RECORD LIST:
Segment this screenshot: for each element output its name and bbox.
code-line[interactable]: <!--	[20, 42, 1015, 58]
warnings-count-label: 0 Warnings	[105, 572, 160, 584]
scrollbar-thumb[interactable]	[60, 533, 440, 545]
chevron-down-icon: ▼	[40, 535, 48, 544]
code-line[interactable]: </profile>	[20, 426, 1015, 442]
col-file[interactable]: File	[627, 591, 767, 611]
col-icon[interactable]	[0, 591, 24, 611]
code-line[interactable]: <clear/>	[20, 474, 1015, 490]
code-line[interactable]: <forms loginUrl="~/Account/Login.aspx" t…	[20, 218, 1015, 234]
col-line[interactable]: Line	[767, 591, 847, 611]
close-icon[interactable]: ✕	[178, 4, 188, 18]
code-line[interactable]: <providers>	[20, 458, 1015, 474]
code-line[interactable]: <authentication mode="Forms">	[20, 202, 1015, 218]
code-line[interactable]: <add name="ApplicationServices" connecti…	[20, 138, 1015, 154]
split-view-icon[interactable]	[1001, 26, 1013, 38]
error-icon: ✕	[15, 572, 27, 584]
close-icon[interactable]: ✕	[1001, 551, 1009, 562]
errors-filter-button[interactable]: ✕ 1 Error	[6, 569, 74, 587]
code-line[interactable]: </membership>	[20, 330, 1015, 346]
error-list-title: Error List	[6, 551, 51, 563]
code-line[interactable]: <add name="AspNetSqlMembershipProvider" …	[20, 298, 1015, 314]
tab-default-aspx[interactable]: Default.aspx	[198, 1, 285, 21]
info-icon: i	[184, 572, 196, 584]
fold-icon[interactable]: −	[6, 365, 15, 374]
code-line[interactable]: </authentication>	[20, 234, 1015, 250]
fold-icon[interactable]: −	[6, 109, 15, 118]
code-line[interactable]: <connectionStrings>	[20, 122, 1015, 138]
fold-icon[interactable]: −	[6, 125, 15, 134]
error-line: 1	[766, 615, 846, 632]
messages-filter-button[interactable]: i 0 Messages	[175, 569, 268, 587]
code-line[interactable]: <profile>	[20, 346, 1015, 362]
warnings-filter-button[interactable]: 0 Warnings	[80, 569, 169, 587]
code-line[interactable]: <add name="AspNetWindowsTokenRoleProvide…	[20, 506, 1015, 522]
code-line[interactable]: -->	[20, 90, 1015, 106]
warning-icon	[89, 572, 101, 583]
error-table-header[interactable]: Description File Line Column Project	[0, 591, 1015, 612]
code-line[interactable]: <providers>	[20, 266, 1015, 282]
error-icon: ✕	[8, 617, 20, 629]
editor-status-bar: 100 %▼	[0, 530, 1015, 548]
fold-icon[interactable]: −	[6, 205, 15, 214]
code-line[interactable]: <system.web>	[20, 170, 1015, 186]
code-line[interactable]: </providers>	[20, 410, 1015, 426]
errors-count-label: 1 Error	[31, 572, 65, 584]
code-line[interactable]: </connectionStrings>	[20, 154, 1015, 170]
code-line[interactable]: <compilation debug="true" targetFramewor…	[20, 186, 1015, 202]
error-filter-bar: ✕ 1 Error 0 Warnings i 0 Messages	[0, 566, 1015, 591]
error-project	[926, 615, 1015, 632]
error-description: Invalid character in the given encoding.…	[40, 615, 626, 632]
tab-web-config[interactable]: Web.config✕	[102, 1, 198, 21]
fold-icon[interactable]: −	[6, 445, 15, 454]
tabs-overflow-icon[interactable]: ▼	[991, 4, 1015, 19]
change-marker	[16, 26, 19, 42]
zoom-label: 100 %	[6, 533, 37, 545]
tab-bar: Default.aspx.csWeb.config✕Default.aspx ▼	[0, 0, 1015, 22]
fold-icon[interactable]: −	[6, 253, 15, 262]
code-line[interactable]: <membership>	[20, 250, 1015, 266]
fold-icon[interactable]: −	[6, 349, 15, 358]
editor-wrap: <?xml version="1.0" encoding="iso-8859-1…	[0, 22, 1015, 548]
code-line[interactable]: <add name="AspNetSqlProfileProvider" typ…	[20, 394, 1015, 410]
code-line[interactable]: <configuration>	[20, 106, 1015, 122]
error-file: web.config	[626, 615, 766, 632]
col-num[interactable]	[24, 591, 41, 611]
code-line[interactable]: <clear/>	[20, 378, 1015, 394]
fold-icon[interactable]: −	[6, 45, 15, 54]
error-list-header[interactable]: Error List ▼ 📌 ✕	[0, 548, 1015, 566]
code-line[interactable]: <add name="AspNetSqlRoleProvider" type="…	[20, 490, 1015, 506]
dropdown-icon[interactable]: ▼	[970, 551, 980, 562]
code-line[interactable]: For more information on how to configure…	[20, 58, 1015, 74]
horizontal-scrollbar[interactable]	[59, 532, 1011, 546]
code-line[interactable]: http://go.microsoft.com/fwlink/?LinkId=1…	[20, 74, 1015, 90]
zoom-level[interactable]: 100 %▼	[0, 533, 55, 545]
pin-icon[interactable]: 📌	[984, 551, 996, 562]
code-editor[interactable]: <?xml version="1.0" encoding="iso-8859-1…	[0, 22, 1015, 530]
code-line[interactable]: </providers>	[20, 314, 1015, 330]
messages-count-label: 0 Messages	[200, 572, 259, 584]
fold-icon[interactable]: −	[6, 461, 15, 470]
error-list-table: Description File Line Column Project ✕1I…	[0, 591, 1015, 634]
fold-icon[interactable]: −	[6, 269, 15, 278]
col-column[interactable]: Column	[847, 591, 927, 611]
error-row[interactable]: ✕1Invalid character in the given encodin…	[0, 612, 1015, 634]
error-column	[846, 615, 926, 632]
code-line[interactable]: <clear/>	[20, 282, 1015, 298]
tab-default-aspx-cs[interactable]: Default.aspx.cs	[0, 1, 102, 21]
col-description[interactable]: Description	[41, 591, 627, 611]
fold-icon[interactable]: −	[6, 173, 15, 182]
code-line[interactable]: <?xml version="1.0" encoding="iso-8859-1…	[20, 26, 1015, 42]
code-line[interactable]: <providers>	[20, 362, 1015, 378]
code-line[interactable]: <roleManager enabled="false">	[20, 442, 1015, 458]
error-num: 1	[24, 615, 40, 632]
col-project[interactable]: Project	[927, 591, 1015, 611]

TASK: Reproduce every line of the records above verbatim, without altering, adding, or omitting anything.

WRITTEN SOLUTION:
Segment this screenshot: for each element output its name and bbox.
code-line[interactable]: <!--	[20, 42, 1015, 58]
warnings-count-label: 0 Warnings	[105, 572, 160, 584]
scrollbar-thumb[interactable]	[60, 533, 440, 545]
chevron-down-icon: ▼	[40, 535, 48, 544]
code-line[interactable]: </profile>	[20, 426, 1015, 442]
col-file[interactable]: File	[627, 591, 767, 611]
col-icon[interactable]	[0, 591, 24, 611]
code-line[interactable]: <clear/>	[20, 474, 1015, 490]
code-line[interactable]: <forms loginUrl="~/Account/Login.aspx" t…	[20, 218, 1015, 234]
col-line[interactable]: Line	[767, 591, 847, 611]
close-icon[interactable]: ✕	[178, 4, 188, 18]
code-line[interactable]: <providers>	[20, 458, 1015, 474]
code-line[interactable]: <authentication mode="Forms">	[20, 202, 1015, 218]
code-line[interactable]: <add name="ApplicationServices" connecti…	[20, 138, 1015, 154]
split-view-icon[interactable]	[1001, 26, 1013, 38]
error-icon: ✕	[15, 572, 27, 584]
close-icon[interactable]: ✕	[1001, 551, 1009, 562]
errors-filter-button[interactable]: ✕ 1 Error	[6, 569, 74, 587]
code-line[interactable]: </membership>	[20, 330, 1015, 346]
error-list-title: Error List	[6, 551, 51, 563]
code-line[interactable]: <add name="AspNetSqlMembershipProvider" …	[20, 298, 1015, 314]
tab-default-aspx[interactable]: Default.aspx	[198, 1, 285, 21]
info-icon: i	[184, 572, 196, 584]
fold-icon[interactable]: −	[6, 365, 15, 374]
code-line[interactable]: </authentication>	[20, 234, 1015, 250]
fold-icon[interactable]: −	[6, 109, 15, 118]
code-line[interactable]: <connectionStrings>	[20, 122, 1015, 138]
fold-icon[interactable]: −	[6, 125, 15, 134]
error-line: 1	[766, 615, 846, 632]
messages-filter-button[interactable]: i 0 Messages	[175, 569, 268, 587]
code-line[interactable]: <profile>	[20, 346, 1015, 362]
warnings-filter-button[interactable]: 0 Warnings	[80, 569, 169, 587]
code-line[interactable]: <add name="AspNetWindowsTokenRoleProvide…	[20, 506, 1015, 522]
code-line[interactable]: -->	[20, 90, 1015, 106]
warning-icon	[89, 572, 101, 583]
error-table-header[interactable]: Description File Line Column Project	[0, 591, 1015, 612]
code-line[interactable]: <providers>	[20, 266, 1015, 282]
error-icon: ✕	[8, 617, 20, 629]
editor-status-bar: 100 %▼	[0, 530, 1015, 548]
fold-icon[interactable]: −	[6, 205, 15, 214]
code-line[interactable]: <system.web>	[20, 170, 1015, 186]
code-line[interactable]: </providers>	[20, 410, 1015, 426]
errors-count-label: 1 Error	[31, 572, 65, 584]
code-line[interactable]: </connectionStrings>	[20, 154, 1015, 170]
code-line[interactable]: <compilation debug="true" targetFramewor…	[20, 186, 1015, 202]
error-filter-bar: ✕ 1 Error 0 Warnings i 0 Messages	[0, 566, 1015, 591]
error-project	[926, 615, 1015, 632]
error-description: Invalid character in the given encoding.…	[40, 615, 626, 632]
tab-web-config[interactable]: Web.config✕	[102, 1, 198, 21]
fold-icon[interactable]: −	[6, 445, 15, 454]
tabs-overflow-icon[interactable]: ▼	[991, 4, 1015, 19]
change-marker	[16, 26, 19, 42]
zoom-label: 100 %	[6, 533, 37, 545]
tab-bar: Default.aspx.csWeb.config✕Default.aspx ▼	[0, 0, 1015, 22]
fold-icon[interactable]: −	[6, 253, 15, 262]
code-line[interactable]: <membership>	[20, 250, 1015, 266]
fold-icon[interactable]: −	[6, 349, 15, 358]
editor-wrap: <?xml version="1.0" encoding="iso-8859-1…	[0, 22, 1015, 548]
code-line[interactable]: <add name="AspNetSqlProfileProvider" typ…	[20, 394, 1015, 410]
code-line[interactable]: <configuration>	[20, 106, 1015, 122]
error-file: web.config	[626, 615, 766, 632]
col-num[interactable]	[24, 591, 41, 611]
code-line[interactable]: <clear/>	[20, 378, 1015, 394]
fold-icon[interactable]: −	[6, 45, 15, 54]
error-list-header[interactable]: Error List ▼ 📌 ✕	[0, 548, 1015, 566]
code-line[interactable]: <add name="AspNetSqlRoleProvider" type="…	[20, 490, 1015, 506]
dropdown-icon[interactable]: ▼	[970, 551, 980, 562]
code-line[interactable]: For more information on how to configure…	[20, 58, 1015, 74]
horizontal-scrollbar[interactable]	[59, 532, 1011, 546]
code-line[interactable]: http://go.microsoft.com/fwlink/?LinkId=1…	[20, 74, 1015, 90]
zoom-level[interactable]: 100 %▼	[0, 533, 55, 545]
pin-icon[interactable]: 📌	[984, 551, 996, 562]
code-editor[interactable]: <?xml version="1.0" encoding="iso-8859-1…	[0, 22, 1015, 530]
code-line[interactable]: </providers>	[20, 314, 1015, 330]
messages-count-label: 0 Messages	[200, 572, 259, 584]
fold-icon[interactable]: −	[6, 461, 15, 470]
error-list-table: Description File Line Column Project ✕1I…	[0, 591, 1015, 634]
fold-icon[interactable]: −	[6, 269, 15, 278]
col-column[interactable]: Column	[847, 591, 927, 611]
error-row[interactable]: ✕1Invalid character in the given encodin…	[0, 612, 1015, 634]
error-column	[846, 615, 926, 632]
code-line[interactable]: <clear/>	[20, 282, 1015, 298]
tab-default-aspx-cs[interactable]: Default.aspx.cs	[0, 1, 102, 21]
col-description[interactable]: Description	[41, 591, 627, 611]
fold-icon[interactable]: −	[6, 173, 15, 182]
code-line[interactable]: <?xml version="1.0" encoding="iso-8859-1…	[20, 26, 1015, 42]
code-line[interactable]: <providers>	[20, 362, 1015, 378]
code-line[interactable]: <roleManager enabled="false">	[20, 442, 1015, 458]
error-num: 1	[24, 615, 40, 632]
col-project[interactable]: Project	[927, 591, 1015, 611]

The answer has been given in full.